In conventional thermocouples, the entire thermocouple length is heated by
applying sufficient power thereto. A decrease in power consumption can be obtained by

heating only the tip area of the thermocouple around the thermocouple junction. The
following probes described especially in FIGS. 6-10 are designed to utilize standard
fabrication techniques to minimize manufacturing costs. The utilization of sheath type
thermocouples allows their established history of reliability, accuracy and durability to be
incorporated into the devices 10 and 40. Further, the thermocouples are modified to
minimize the power requirements for decreasing operating costs and to enhance portable
battery powered applications.
Referring to FIG. 6, a first embodiment of a sheath type thermocouple probe 74 is
best illustrated. The probe 74 includes a sheath outer body 76 ending in a closed tip 78.
A first calibration wire 80 is formed to have a relatively low electrical resistance by
forming the wire 80 from a highly conductive material and/or a large wire diameter. A
second calibration wire 82 is formed to have a relatively high electrical resistance by
forming the wire 82 from a poor conductive material and/or a small wire diameter.

▶ _Item position records_:
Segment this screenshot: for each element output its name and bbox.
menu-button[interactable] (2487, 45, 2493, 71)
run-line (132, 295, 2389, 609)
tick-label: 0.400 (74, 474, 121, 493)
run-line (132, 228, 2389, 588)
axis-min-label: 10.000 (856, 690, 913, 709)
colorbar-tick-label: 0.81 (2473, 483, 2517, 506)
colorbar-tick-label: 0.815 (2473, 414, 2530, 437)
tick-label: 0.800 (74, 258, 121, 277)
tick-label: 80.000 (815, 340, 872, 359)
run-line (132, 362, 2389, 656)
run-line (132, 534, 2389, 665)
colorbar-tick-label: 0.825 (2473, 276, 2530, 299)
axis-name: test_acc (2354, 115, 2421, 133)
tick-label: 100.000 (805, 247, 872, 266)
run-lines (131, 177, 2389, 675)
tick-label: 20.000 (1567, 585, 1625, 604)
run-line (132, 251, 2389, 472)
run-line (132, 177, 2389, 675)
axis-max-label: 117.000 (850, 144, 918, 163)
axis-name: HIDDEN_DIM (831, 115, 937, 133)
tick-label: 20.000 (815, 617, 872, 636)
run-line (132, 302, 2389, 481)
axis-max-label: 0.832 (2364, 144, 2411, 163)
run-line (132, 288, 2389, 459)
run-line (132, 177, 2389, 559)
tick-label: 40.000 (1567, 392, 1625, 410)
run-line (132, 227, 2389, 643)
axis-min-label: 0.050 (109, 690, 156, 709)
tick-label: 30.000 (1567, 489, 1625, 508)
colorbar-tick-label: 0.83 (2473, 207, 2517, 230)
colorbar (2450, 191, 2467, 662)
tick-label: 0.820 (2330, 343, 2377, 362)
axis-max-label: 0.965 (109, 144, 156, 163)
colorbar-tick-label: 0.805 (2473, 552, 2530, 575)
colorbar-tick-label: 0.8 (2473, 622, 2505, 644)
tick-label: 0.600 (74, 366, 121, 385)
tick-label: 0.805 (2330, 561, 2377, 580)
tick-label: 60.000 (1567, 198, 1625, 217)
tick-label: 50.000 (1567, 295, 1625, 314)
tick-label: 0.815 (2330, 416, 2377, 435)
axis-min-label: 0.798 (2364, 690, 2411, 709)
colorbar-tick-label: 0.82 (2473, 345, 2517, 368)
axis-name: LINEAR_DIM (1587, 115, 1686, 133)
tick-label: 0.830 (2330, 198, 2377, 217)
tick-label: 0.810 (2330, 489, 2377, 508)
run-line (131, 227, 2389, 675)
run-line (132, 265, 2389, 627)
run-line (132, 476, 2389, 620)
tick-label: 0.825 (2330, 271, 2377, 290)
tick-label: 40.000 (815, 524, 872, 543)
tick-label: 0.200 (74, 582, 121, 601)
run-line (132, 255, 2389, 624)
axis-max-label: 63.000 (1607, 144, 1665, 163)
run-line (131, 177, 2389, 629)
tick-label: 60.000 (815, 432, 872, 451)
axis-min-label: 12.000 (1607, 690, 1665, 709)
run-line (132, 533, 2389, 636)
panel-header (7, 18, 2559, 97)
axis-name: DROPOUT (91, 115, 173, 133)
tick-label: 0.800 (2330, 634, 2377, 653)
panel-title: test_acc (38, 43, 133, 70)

▶ _Request 1_: For each of statements (a), (b) and (c), say whether it agrees with the thermocouple passage, answering yes or no and quoting the words of the passage that decide it. (a) In conventional thermocouples, only the tip area is heated. (b) Probe 74 has a sheath outer body that ends in a closed tip. (c) The second calibration wire has a relatively low electrical resistance.
▶ _Request 2_: Write out the thermocouple passage word for word between "A first calibration" and "small wire diameter.", inclusive.
The records have no connection to the thermocouple passage.

▶ _Exercise solution 1_:
(a) No: "the entire thermocouple length is heated by applying sufficient power thereto"
(b) Yes: "The probe 74 includes a sheath outer body 76 ending in a closed tip 78."
(c) No: "A second calibration wire 82 is formed to have a relatively high electrical resistance"

▶ _Exercise solution 2_:
A first calibration wire 80 is formed to have a relatively low electrical resistance by
forming the wire 80 from a highly conductive material and/or a large wire diameter. A
second calibration wire 82 is formed to have a relatively high electrical resistance by
forming the wire 82 from a poor conductive material and/or a small wire diameter.